• [SET TASK]
Report how many lines in the records below contain the word "Parent". Give only the number.

• [EXTRACTED ENTRIES]
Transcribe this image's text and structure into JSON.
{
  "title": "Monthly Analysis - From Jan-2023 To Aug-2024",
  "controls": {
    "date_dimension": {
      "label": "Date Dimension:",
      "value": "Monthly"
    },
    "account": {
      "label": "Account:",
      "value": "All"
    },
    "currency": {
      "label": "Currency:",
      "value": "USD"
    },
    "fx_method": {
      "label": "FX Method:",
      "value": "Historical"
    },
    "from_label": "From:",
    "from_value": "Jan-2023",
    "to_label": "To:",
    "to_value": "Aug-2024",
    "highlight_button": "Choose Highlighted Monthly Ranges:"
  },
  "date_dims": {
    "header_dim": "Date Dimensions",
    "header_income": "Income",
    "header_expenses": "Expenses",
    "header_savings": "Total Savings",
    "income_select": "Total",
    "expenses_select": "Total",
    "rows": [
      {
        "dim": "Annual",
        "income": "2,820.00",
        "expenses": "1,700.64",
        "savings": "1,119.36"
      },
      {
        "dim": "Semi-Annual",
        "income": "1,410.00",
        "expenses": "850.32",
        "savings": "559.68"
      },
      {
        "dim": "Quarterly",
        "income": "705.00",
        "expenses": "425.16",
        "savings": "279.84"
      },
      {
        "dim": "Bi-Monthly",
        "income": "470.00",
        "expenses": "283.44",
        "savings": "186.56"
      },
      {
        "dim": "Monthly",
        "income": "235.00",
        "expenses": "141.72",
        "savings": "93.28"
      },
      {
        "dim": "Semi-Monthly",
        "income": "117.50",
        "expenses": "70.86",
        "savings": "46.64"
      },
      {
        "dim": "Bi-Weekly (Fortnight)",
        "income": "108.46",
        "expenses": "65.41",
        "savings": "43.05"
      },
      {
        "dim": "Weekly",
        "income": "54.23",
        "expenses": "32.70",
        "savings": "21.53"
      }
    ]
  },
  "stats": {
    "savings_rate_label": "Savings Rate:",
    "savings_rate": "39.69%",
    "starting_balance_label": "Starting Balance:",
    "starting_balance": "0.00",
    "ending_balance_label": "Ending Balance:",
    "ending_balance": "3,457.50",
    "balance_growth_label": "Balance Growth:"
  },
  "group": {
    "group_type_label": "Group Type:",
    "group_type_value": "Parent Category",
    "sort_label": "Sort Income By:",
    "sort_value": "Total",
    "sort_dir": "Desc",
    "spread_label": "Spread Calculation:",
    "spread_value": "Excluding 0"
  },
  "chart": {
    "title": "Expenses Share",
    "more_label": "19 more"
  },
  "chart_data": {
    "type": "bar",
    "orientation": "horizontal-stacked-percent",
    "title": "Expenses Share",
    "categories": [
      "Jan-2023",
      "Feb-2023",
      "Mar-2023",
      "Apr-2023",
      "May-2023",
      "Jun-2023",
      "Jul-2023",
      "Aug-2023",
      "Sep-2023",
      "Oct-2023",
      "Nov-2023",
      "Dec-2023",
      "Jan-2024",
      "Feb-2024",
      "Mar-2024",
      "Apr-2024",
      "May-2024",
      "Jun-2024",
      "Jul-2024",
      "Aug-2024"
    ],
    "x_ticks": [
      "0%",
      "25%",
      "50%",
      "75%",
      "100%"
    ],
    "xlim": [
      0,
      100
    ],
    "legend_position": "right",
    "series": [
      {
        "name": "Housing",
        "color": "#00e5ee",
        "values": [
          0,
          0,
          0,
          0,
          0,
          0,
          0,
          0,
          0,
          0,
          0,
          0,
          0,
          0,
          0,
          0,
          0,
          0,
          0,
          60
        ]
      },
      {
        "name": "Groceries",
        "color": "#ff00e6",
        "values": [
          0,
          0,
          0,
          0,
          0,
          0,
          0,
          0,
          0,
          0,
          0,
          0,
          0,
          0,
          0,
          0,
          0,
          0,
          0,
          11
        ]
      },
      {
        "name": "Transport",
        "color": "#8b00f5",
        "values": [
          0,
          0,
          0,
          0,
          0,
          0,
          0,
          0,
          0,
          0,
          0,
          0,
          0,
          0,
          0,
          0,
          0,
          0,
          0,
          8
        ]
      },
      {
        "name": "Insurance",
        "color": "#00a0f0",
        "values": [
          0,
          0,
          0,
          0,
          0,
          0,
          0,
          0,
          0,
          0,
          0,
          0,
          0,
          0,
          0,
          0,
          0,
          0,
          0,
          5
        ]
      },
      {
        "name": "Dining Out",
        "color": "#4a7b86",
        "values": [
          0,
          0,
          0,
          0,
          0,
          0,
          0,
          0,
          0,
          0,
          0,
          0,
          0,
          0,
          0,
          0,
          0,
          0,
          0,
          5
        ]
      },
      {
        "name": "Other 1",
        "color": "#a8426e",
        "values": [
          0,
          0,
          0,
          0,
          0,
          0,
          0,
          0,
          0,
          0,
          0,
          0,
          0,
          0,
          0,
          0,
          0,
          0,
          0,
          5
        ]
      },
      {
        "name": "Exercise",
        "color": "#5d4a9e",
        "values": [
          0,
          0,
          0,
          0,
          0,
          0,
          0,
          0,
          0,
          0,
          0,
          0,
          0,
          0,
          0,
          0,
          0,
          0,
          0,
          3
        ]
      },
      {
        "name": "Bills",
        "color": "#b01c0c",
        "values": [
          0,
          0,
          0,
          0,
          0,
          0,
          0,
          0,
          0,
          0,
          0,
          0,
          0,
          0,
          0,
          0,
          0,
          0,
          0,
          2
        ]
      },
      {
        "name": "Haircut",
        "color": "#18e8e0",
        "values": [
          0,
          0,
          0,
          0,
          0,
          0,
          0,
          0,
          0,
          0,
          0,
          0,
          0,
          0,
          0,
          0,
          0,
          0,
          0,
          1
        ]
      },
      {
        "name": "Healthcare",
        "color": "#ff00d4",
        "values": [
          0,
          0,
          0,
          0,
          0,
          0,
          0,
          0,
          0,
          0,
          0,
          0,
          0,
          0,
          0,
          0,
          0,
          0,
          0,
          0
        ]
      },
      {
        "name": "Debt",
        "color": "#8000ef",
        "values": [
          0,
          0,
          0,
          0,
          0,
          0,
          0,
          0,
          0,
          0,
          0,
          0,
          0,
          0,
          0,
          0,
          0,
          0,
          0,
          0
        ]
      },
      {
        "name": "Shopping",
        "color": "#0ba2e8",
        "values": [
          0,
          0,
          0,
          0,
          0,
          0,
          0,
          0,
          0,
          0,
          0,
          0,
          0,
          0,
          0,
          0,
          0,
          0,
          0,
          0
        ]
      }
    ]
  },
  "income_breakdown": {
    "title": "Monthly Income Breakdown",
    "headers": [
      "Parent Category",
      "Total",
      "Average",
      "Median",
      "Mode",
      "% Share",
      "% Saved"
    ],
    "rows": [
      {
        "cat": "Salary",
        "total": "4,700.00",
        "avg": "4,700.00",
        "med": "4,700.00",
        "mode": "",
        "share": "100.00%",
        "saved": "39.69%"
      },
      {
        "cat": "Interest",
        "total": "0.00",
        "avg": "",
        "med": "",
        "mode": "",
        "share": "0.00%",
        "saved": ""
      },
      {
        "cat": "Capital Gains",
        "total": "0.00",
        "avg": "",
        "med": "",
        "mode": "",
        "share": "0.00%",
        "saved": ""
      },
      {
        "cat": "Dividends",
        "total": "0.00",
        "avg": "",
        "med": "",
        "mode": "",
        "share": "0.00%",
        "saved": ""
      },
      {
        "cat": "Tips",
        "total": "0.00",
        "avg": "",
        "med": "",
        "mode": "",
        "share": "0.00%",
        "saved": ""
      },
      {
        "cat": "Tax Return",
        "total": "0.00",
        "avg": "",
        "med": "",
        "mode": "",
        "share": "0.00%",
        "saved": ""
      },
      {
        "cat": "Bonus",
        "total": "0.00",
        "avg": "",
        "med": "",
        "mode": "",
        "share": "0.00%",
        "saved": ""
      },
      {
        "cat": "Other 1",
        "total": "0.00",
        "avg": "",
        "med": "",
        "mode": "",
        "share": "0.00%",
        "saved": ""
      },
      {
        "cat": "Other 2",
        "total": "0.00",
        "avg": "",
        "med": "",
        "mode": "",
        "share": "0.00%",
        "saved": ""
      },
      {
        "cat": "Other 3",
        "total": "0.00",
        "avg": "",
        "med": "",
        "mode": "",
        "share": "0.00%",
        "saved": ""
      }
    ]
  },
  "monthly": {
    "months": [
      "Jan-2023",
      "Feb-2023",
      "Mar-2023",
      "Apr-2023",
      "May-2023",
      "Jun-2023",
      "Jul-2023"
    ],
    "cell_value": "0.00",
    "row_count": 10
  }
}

• [FULL RESPONSE]
2